[Dataset records]

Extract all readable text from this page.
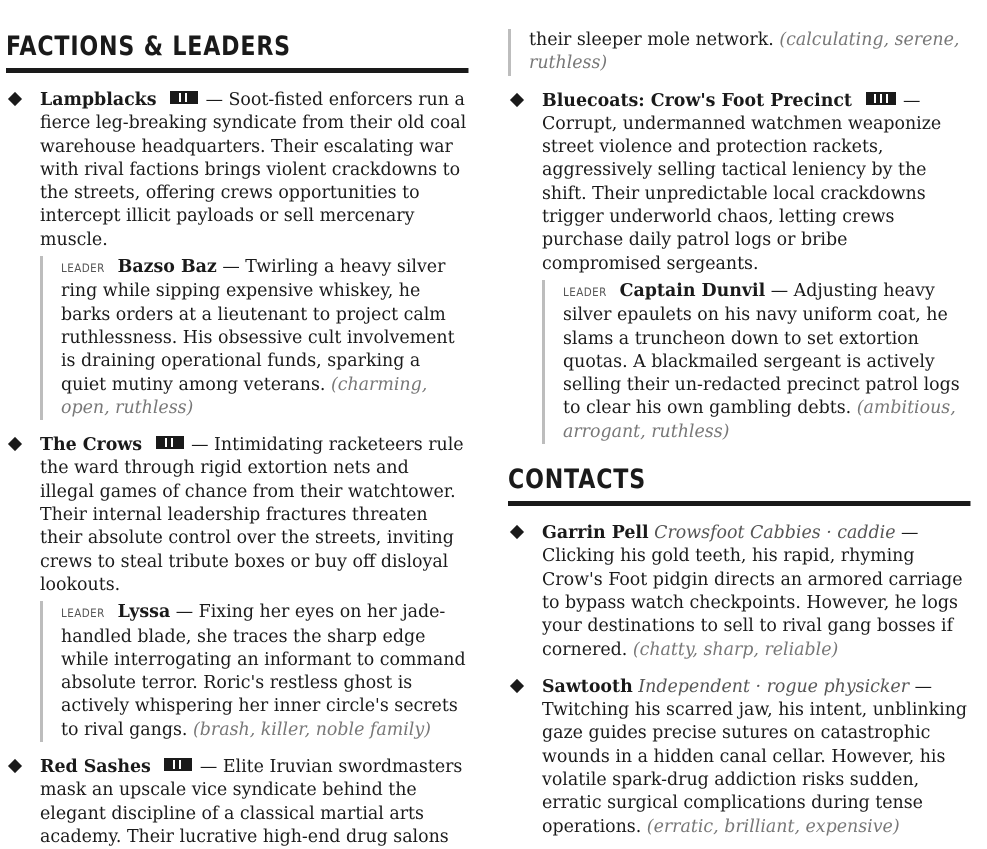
FACTIONS & LEADERS
Lampblacks	— Soot-fisted enforcers run a fierce leg-breaking syndicate from their old coal warehouse headquarters. Their escalating war with rival factions brings violent crackdowns to the streets, offering crews opportunities to intercept illicit payloads or sell mercenary muscle.
LEADER Bazso Baz — Twirling a heavy silver ring while sipping expensive whiskey, he barks orders at a lieutenant to project calm ruthlessness. His obsessive cult involvement is draining operational funds, sparking a quiet mutiny among veterans. (charming, open, ruthless)
The Crows	— Intimidating racketeers rule the ward through rigid extortion nets and illegal games of chance from their watchtower. Their internal leadership fractures threaten their absolute control over the streets, inviting crews to steal tribute boxes or buy off disloyal lookouts.
LEADER Lyssa — Fixing her eyes on her jade-handled blade, she traces the sharp edge while interrogating an informant to command absolute terror. Roric's restless ghost is actively whispering her inner circle's secrets to rival gangs. (brash, killer, noble family)
Red Sashes	— Elite Iruvian swordmasters mask an upscale vice syndicate behind the elegant discipline of a classical martial arts academy. Their lucrative high-end drug salons
their sleeper mole network. (calculating, serene, ruthless)
Bluecoats: Crow's Foot Precinct	— Corrupt, undermanned watchmen weaponize street violence and protection rackets, aggressively selling tactical leniency by the shift. Their unpredictable local crackdowns trigger underworld chaos, letting crews purchase daily patrol logs or bribe compromised sergeants.
LEADER Captain Dunvil — Adjusting heavy silver epaulets on his navy uniform coat, he slams a truncheon down to set extortion quotas. A blackmailed sergeant is actively selling their un-redacted precinct patrol logs to clear his own gambling debts. (ambitious, arrogant, ruthless)
CONTACTS
Garrin Pell Crowsfoot Cabbies · caddie — Clicking his gold teeth, his rapid, rhyming Crow's Foot pidgin directs an armored carriage to bypass watch checkpoints. However, he logs your destinations to sell to rival gang bosses if cornered. (chatty, sharp, reliable)
Sawtooth Independent · rogue physicker — Twitching his scarred jaw, his intent, unblinking gaze guides precise sutures on catastrophic wounds in a hidden canal cellar. However, his volatile spark-drug addiction risks sudden, erratic surgical complications during tense operations. (erratic, brilliant, expensive)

SET EXERCISE: Quote all the records verbatim, dropping any pictures from your copy.

TASK ANSWER:
Extract all readable text from this page.
FACTIONS & LEADERS
Lampblacks	— Soot-fisted enforcers run a fierce leg-breaking syndicate from their old coal warehouse headquarters. Their escalating war with rival factions brings violent crackdowns to the streets, offering crews opportunities to intercept illicit payloads or sell mercenary muscle.
LEADER Bazso Baz — Twirling a heavy silver ring while sipping expensive whiskey, he barks orders at a lieutenant to project calm ruthlessness. His obsessive cult involvement is draining operational funds, sparking a quiet mutiny among veterans. (charming, open, ruthless)
The Crows	— Intimidating racketeers rule the ward through rigid extortion nets and illegal games of chance from their watchtower. Their internal leadership fractures threaten their absolute control over the streets, inviting crews to steal tribute boxes or buy off disloyal lookouts.
LEADER Lyssa — Fixing her eyes on her jade-handled blade, she traces the sharp edge while interrogating an informant to command absolute terror. Roric's restless ghost is actively whispering her inner circle's secrets to rival gangs. (brash, killer, noble family)
Red Sashes	— Elite Iruvian swordmasters mask an upscale vice syndicate behind the elegant discipline of a classical martial arts academy. Their lucrative high-end drug salons
their sleeper mole network. (calculating, serene, ruthless)
Bluecoats: Crow's Foot Precinct	— Corrupt, undermanned watchmen weaponize street violence and protection rackets, aggressively selling tactical leniency by the shift. Their unpredictable local crackdowns trigger underworld chaos, letting crews purchase daily patrol logs or bribe compromised sergeants.
LEADER Captain Dunvil — Adjusting heavy silver epaulets on his navy uniform coat, he slams a truncheon down to set extortion quotas. A blackmailed sergeant is actively selling their un-redacted precinct patrol logs to clear his own gambling debts. (ambitious, arrogant, ruthless)
CONTACTS
Garrin Pell Crowsfoot Cabbies · caddie — Clicking his gold teeth, his rapid, rhyming Crow's Foot pidgin directs an armored carriage to bypass watch checkpoints. However, he logs your destinations to sell to rival gang bosses if cornered. (chatty, sharp, reliable)
Sawtooth Independent · rogue physicker — Twitching his scarred jaw, his intent, unblinking gaze guides precise sutures on catastrophic wounds in a hidden canal cellar. However, his volatile spark-drug addiction risks sudden, erratic surgical complications during tense operations. (erratic, brilliant, expensive)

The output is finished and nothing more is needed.